Show every line in the entries below where the word "text" appears.

▸ Stored entries:
********

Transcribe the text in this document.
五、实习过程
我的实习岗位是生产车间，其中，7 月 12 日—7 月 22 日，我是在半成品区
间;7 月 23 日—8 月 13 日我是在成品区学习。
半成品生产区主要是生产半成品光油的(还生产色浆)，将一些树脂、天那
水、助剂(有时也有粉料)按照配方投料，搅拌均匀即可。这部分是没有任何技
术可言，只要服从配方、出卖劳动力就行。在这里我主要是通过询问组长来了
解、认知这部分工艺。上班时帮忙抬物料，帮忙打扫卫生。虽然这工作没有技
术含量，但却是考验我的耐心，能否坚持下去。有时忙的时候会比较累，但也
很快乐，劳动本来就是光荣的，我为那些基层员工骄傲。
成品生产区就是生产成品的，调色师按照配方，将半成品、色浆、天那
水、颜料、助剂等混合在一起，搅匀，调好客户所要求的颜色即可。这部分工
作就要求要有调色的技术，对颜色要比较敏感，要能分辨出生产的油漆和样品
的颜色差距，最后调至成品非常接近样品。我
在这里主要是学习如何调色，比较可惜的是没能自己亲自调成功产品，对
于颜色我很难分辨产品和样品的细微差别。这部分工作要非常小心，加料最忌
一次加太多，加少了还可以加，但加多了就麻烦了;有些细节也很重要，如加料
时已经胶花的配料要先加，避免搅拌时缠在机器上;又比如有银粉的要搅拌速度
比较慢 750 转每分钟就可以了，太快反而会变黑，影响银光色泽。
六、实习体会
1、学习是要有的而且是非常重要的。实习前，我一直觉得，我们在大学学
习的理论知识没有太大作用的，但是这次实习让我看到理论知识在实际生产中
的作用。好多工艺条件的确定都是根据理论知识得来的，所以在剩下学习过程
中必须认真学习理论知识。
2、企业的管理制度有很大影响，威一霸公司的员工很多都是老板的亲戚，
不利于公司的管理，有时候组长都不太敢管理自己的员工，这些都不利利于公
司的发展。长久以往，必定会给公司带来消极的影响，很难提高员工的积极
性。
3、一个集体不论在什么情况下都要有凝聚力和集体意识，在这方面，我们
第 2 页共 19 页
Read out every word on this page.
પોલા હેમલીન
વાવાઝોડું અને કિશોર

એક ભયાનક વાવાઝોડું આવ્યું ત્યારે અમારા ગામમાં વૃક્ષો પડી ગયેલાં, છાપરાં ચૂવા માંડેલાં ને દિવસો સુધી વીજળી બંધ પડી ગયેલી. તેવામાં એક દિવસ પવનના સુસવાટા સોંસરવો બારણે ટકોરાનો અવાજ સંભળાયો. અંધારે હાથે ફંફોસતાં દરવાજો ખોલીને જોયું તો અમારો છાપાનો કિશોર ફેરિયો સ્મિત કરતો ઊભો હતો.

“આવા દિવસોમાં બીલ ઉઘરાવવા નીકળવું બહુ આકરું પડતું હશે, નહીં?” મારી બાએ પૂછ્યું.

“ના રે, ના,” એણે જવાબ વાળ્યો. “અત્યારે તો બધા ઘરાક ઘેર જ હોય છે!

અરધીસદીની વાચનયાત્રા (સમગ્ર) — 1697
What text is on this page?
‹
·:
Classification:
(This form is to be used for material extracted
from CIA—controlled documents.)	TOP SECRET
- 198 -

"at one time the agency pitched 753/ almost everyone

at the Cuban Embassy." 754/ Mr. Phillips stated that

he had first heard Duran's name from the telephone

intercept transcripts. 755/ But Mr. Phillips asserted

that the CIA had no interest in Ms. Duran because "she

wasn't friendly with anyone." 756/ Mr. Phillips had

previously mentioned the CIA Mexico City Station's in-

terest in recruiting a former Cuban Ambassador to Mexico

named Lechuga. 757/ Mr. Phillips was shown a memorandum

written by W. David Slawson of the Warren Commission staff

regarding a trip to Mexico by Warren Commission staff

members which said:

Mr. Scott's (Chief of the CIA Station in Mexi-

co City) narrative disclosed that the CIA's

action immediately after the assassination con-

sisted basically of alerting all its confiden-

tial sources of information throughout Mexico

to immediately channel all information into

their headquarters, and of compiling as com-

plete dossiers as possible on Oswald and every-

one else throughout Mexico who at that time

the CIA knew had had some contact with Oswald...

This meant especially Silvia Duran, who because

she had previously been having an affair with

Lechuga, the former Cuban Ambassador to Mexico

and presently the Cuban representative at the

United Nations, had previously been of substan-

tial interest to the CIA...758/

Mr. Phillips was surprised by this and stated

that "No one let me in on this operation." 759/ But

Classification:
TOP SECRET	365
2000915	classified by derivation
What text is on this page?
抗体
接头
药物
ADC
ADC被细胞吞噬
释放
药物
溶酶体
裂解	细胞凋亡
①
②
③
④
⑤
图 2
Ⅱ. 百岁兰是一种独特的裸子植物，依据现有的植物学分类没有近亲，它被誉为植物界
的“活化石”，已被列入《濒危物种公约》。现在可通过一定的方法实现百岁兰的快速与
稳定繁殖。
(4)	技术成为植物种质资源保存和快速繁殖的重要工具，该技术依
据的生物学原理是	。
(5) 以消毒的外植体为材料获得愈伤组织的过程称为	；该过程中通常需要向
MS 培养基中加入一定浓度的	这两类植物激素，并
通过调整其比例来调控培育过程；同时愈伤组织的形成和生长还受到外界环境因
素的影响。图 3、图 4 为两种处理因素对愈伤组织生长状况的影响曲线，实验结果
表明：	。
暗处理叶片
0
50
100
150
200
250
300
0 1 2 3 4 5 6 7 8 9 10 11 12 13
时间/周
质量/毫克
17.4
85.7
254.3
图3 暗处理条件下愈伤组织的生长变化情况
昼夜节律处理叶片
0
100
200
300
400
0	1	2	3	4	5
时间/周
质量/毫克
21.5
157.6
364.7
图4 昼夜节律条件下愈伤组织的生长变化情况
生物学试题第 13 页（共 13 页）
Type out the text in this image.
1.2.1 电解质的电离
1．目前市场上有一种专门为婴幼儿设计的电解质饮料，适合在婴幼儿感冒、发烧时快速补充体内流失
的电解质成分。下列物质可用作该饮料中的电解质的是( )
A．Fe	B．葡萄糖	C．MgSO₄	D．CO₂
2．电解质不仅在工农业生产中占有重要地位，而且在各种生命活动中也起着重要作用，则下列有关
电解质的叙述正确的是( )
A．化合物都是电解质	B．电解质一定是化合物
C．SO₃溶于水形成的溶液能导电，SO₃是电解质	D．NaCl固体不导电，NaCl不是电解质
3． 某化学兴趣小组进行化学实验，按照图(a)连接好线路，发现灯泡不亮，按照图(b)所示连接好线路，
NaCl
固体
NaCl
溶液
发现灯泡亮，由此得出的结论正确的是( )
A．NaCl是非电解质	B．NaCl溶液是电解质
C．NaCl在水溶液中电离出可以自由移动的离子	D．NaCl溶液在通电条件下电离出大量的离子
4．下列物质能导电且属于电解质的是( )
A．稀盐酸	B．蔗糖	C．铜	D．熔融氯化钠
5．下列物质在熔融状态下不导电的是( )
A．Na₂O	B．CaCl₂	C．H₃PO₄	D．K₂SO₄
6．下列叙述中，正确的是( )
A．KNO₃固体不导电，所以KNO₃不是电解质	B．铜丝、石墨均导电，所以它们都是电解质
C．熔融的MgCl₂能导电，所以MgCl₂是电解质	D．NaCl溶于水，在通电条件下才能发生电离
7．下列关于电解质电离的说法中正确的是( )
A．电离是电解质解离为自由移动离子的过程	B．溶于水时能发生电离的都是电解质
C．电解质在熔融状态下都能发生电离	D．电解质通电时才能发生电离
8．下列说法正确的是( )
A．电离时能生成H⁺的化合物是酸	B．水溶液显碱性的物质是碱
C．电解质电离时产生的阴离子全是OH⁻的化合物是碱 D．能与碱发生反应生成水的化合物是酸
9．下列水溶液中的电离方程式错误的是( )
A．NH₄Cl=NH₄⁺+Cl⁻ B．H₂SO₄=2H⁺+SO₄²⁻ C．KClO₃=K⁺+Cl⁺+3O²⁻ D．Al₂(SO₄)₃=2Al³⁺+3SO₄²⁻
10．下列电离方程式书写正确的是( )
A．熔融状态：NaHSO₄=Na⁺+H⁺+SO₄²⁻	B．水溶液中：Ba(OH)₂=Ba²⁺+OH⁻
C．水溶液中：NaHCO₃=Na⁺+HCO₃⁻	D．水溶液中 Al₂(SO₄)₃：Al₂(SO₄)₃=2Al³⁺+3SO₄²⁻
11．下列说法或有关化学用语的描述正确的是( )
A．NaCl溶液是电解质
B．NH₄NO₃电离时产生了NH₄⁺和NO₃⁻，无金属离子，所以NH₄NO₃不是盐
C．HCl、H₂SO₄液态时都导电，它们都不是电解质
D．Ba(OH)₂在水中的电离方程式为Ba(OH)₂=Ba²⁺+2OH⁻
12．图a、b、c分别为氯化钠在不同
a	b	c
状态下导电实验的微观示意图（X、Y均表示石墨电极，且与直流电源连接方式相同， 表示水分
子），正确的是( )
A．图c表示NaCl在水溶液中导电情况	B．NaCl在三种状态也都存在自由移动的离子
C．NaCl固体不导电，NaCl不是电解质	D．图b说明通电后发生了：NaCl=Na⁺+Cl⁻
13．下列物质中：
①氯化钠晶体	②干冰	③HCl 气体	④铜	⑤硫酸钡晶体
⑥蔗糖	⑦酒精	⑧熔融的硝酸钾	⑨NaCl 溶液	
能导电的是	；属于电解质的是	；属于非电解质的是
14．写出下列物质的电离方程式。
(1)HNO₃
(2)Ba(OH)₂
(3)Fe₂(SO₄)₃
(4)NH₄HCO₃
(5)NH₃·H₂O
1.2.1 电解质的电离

********

▸ Result for this exercise:
Transcribe the text in this document.
What text is on this page?
What text is on this page?
Type out the text in this image.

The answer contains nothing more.